The role of a data scientist is evolving. And it's now more important than ever, that data scientists know how to deploy and scale their solutions.
It's now not enough for a data scientist to spend their time running ad-hoc analysis in isolation- leveraging machine learning or deep learning techniques on their local machine or provisioned resources somewhere on the cloud. Businesses are moving beyond this state. Placing a higher expectation on their data science teams to solve highly scalable and complex problems, and to deliver those solutions so that they can be used by the bulk of the business.
Consider for example, the application of data science for equipment predictive maintenance. Whilst a data scientist may be able to uncover a novel and sophisticated means for predicting equipment failure based on their individual model development efforts. The business is unlikely to see any real value from this effort until the data science solution is leveraged by relevant experts to avoid those failures. And even then, that solution may need to be deployed across thousands of individual pieces of equipment in order to provide the business true value.
This poses an interesting challenge for businesses. As no doubt, the expectation from many leaders would be that data scientists have the requisite skills to tackle these deployment tasks and bring their models to life. After all, how difficult should it be to take a model and deploy it broadly for the business to use? Well, it can actually be extremely difficult. With such initiatives requiring not only resources to develop the solution, but to also handle infrastructure provisioning, configuration management, continuous integration, deployment, testing, and monitoring of the solution.

(Extracted information):
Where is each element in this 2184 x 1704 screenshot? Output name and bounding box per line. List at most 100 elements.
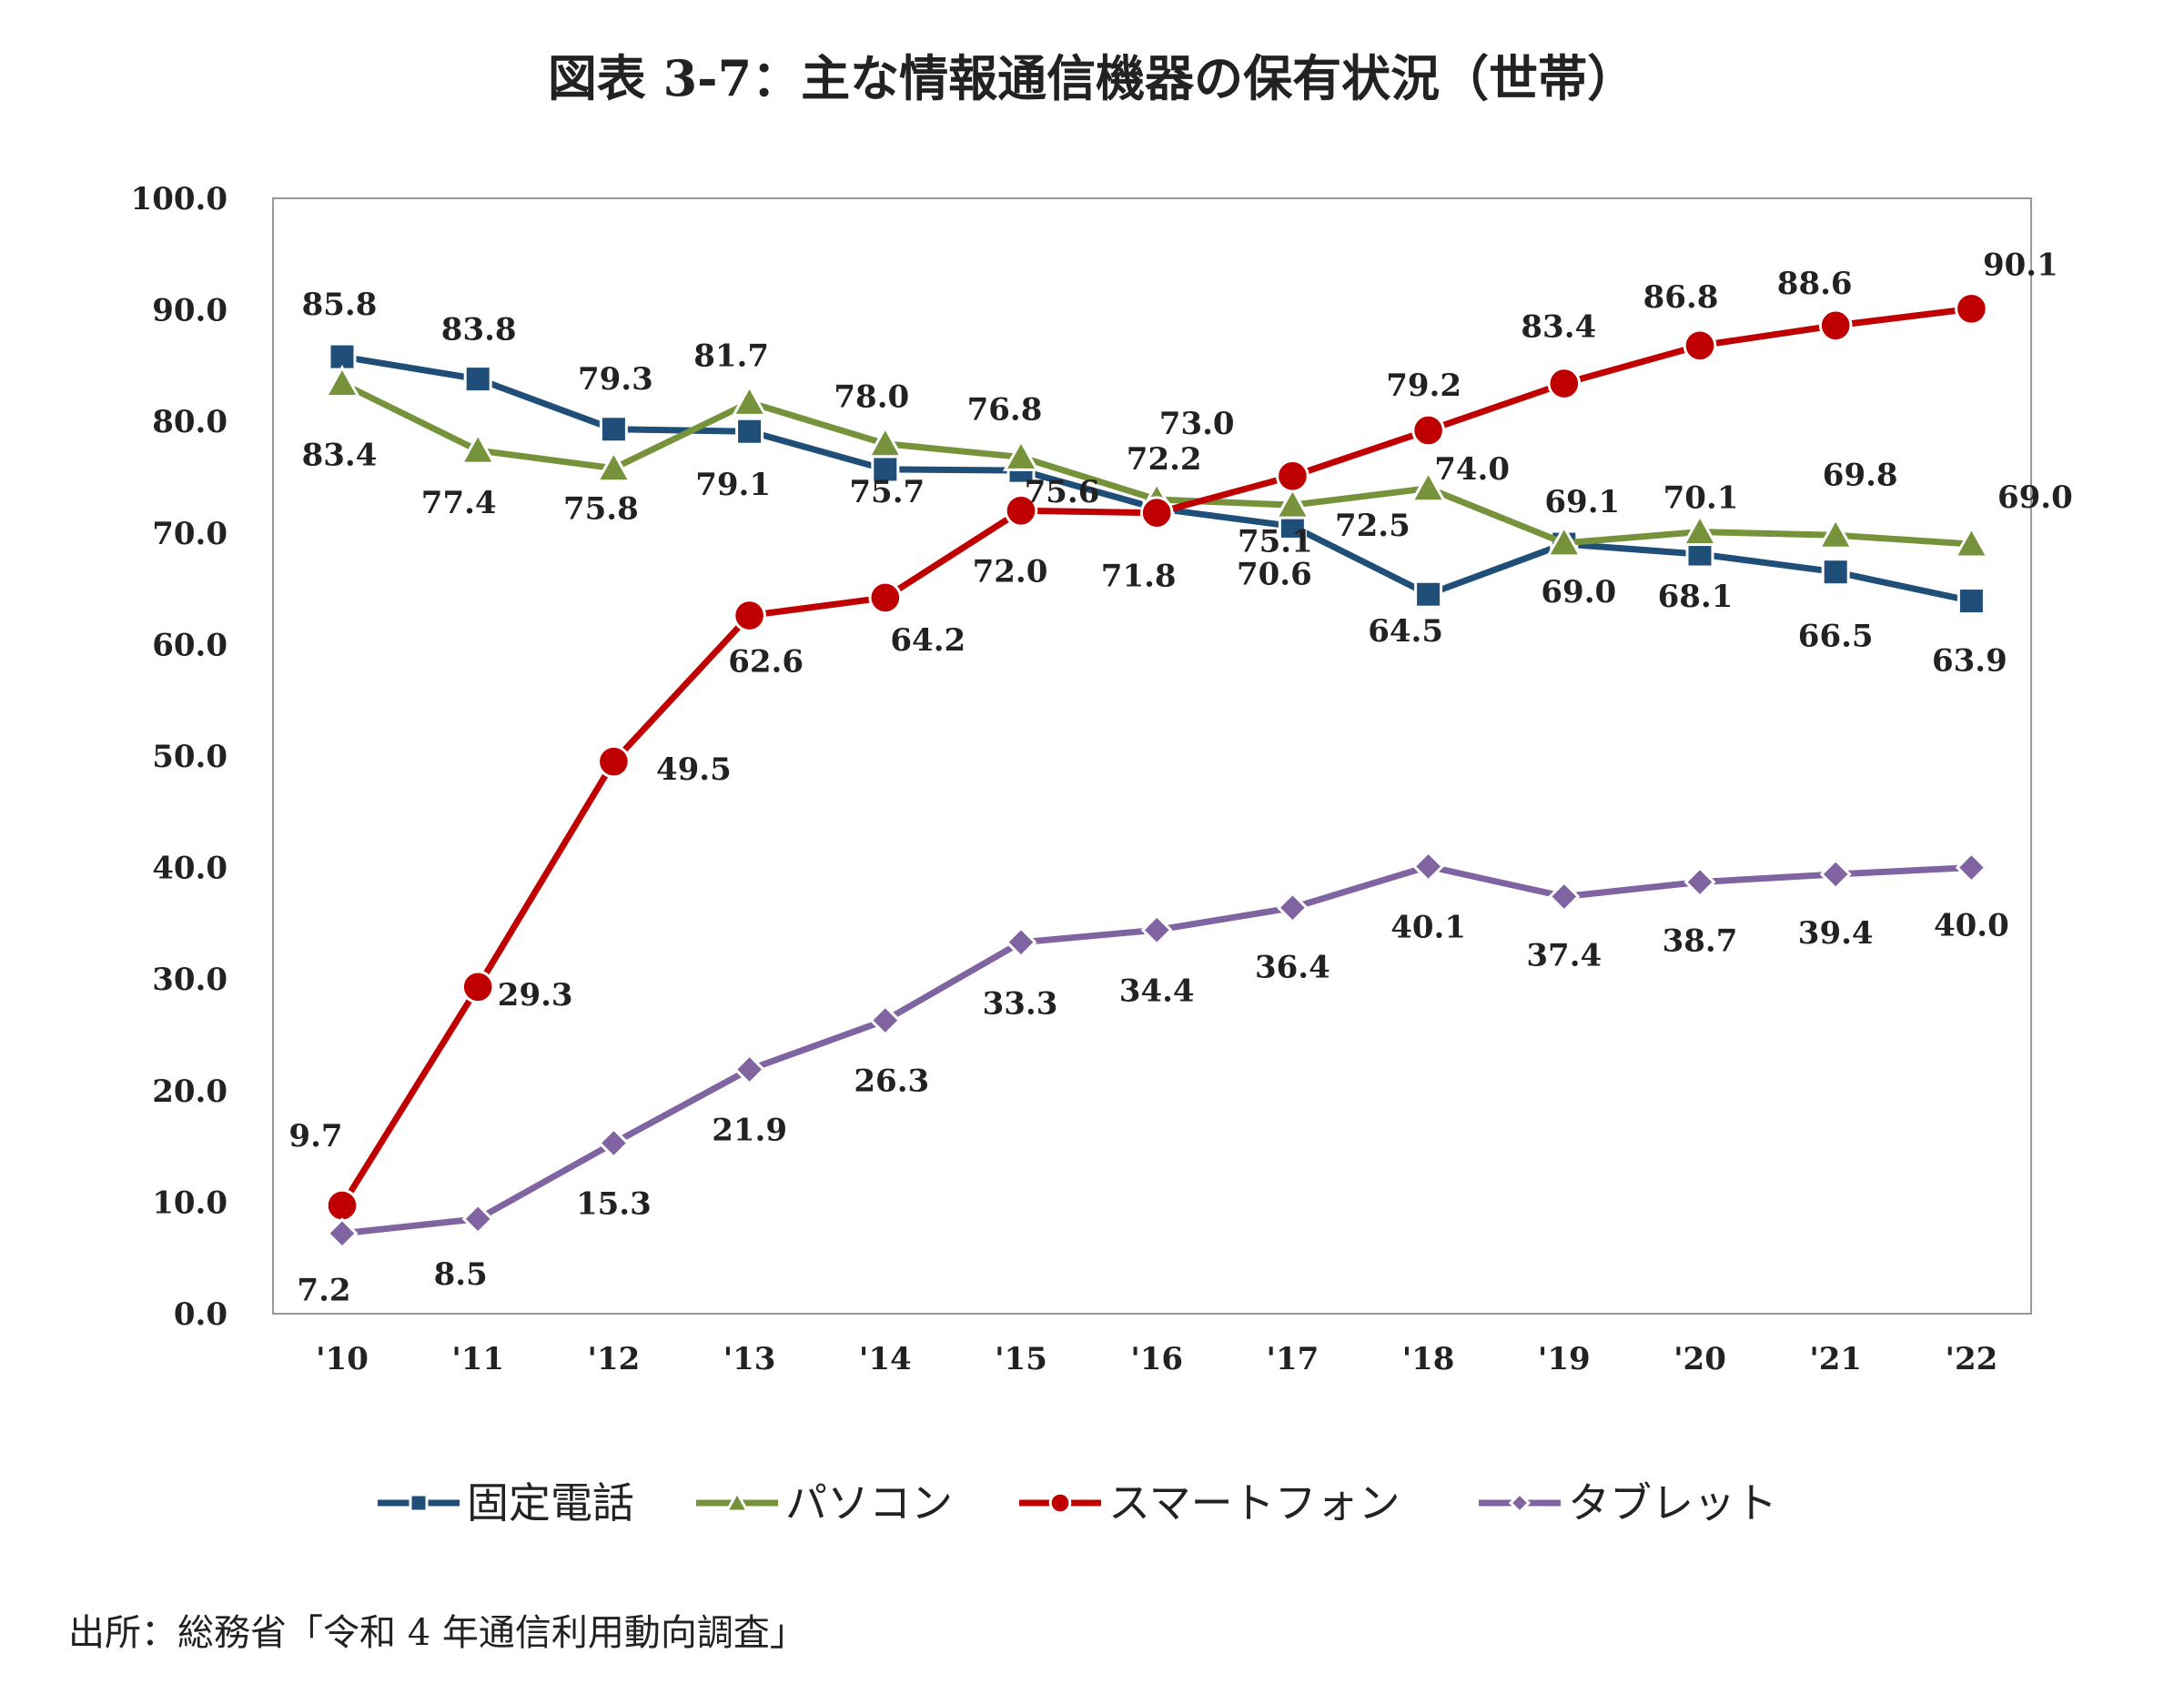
circle-marker <box>1004 493 1038 528</box>
y-tick-label: 90.0 <box>152 293 228 329</box>
plot-area-border <box>272 197 2032 1315</box>
y-tick-label: 70.0 <box>152 516 228 552</box>
data-label: 72.2 <box>1127 441 1202 478</box>
triangle-marker <box>731 383 768 417</box>
data-label: 26.3 <box>854 1064 929 1100</box>
data-label: 38.7 <box>1663 923 1738 960</box>
data-label: 79.3 <box>578 361 653 398</box>
data-label: 9.7 <box>288 1118 342 1154</box>
y-tick-label: 20.0 <box>152 1074 228 1110</box>
data-label: 70.6 <box>1237 556 1312 592</box>
triangle-marker <box>1681 512 1719 547</box>
circle-marker <box>1411 413 1445 448</box>
diamond-marker <box>1276 892 1309 924</box>
data-label: 69.0 <box>1541 574 1616 610</box>
legend-label: スマートフォン <box>1108 1478 1400 1528</box>
square-marker <box>1956 587 1986 616</box>
data-label: 75.7 <box>849 474 925 510</box>
data-label: 64.2 <box>890 622 966 659</box>
data-label: 79.1 <box>695 467 771 503</box>
data-label: 85.8 <box>302 287 378 323</box>
data-label: 8.5 <box>434 1256 488 1293</box>
data-label: 36.4 <box>1255 950 1330 986</box>
diamond-marker <box>461 1203 494 1235</box>
triangle-marker <box>460 431 497 465</box>
data-label: 72.0 <box>973 553 1048 590</box>
diamond-marker <box>1684 866 1716 899</box>
triangle-marker <box>1002 438 1040 471</box>
square-marker <box>1414 580 1443 609</box>
chart-title: 図表 3-7：主な情報通信機器の保有状況（世帯） <box>547 49 1637 107</box>
data-label: 90.1 <box>1983 247 2058 283</box>
circle-marker <box>1955 292 1988 326</box>
data-label: 69.0 <box>1997 479 2073 516</box>
data-label: 70.1 <box>1663 480 1739 517</box>
data-label: 34.4 <box>1119 973 1195 1009</box>
circle-marker <box>597 744 631 779</box>
data-label: 75.1 <box>1238 523 1313 560</box>
data-label: 66.5 <box>1798 619 1874 655</box>
circle-marker <box>1276 459 1309 493</box>
legend-diamond-marker <box>1508 1491 1532 1515</box>
data-label: 49.5 <box>656 751 732 788</box>
square-marker <box>871 455 900 484</box>
legend-item: スマートフォン <box>1019 1478 1400 1528</box>
y-tick-label: 50.0 <box>152 739 228 775</box>
triangle-marker <box>1410 469 1447 503</box>
circle-marker <box>733 599 766 632</box>
data-label: 74.0 <box>1434 451 1510 488</box>
diamond-marker <box>326 1217 359 1250</box>
circle-marker <box>868 580 903 615</box>
circle-marker <box>325 1188 359 1223</box>
data-label: 76.8 <box>967 391 1043 428</box>
data-label: 63.9 <box>1932 643 2007 680</box>
triangle-marker <box>595 449 632 483</box>
x-tick-label: '11 <box>451 1341 504 1377</box>
data-label: 69.1 <box>1544 484 1620 520</box>
diamond-marker <box>1548 880 1581 912</box>
data-label: 64.5 <box>1368 613 1443 650</box>
source-note: 出所：総務省「令和 4 年通信利用動向調査」 <box>68 1612 806 1654</box>
data-label: 40.1 <box>1390 909 1466 945</box>
data-label: 15.3 <box>576 1185 652 1222</box>
y-tick-label: 80.0 <box>152 404 228 440</box>
x-axis: '10 '11 '12 '13 '14 '15 '16 '17 '18 '19 '20 '21 '22 <box>316 1341 1997 1377</box>
x-tick-label: '12 <box>588 1341 641 1377</box>
diamond-marker <box>1140 913 1173 946</box>
data-label: 29.3 <box>498 977 573 1013</box>
square-marker <box>735 417 764 446</box>
triangle-marker <box>1817 516 1855 550</box>
diamond-marker <box>1955 852 1987 884</box>
legend-label: 固定電話 <box>467 1478 634 1528</box>
diamond-marker <box>1819 858 1852 891</box>
x-tick-label: '10 <box>316 1341 369 1377</box>
legend-circle-marker <box>1048 1491 1072 1515</box>
y-tick-label: 60.0 <box>152 627 228 663</box>
data-label: 33.3 <box>983 986 1058 1023</box>
data-label: 72.5 <box>1335 508 1410 544</box>
data-label: 83.4 <box>302 438 378 474</box>
triangle-marker <box>866 425 904 459</box>
diamond-marker <box>869 1004 902 1037</box>
legend-item: パソコン <box>696 1478 953 1528</box>
y-tick-label: 30.0 <box>152 962 228 998</box>
data-label: 88.6 <box>1777 266 1853 302</box>
data-label: 7.2 <box>297 1273 350 1309</box>
x-tick-label: '19 <box>1538 1341 1591 1377</box>
data-label: 78.0 <box>834 379 909 416</box>
circle-marker <box>1139 496 1174 530</box>
diamond-marker <box>597 1126 630 1159</box>
data-label: 75.8 <box>563 491 639 528</box>
legend-item: 固定電話 <box>378 1478 634 1528</box>
triangle-marker <box>1545 524 1582 558</box>
x-tick-label: '13 <box>723 1341 776 1377</box>
data-label: 81.7 <box>693 338 769 374</box>
data-label: 77.4 <box>421 485 497 521</box>
data-label: 83.8 <box>441 312 517 348</box>
x-tick-label: '17 <box>1267 1341 1320 1377</box>
square-marker <box>599 415 628 444</box>
series-layer <box>323 292 1990 1250</box>
data-label: 69.8 <box>1823 457 1898 493</box>
triangle-marker <box>323 364 361 398</box>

(Problems and tasks):
1: According to the data science passage, besides resources to develop the solution, what must deployment initiatives also handle? List every item it names.
2: Write out the part of the data science passage that begins with the words containing "This poses an" and ends with "of the solution.".
3: In the data science passage, across how many pieces of equipment might a predictive maintenance solution need to be deployed to give the business true value?
Rely on nothing but the data science passage.

(Solved problems):
1:
- infrastructure provisioning
- configuration management
- continuous integration
- deployment
- testing
- monitoring of the solution

2:
This poses an interesting challenge for businesses. As no doubt, the expectation from many leaders would be that data scientists have the requisite skills to tackle these deployment tasks and bring their models to life. After all, how difficult should it be to take a model and deploy it broadly for the business to use? Well, it can actually be extremely difficult. With such initiatives requiring not only resources to develop the solution, but to also handle infrastructure provisioning, configuration management, continuous integration, deployment, testing, and monitoring of the solution.

3: Thousands of individual pieces of equipment.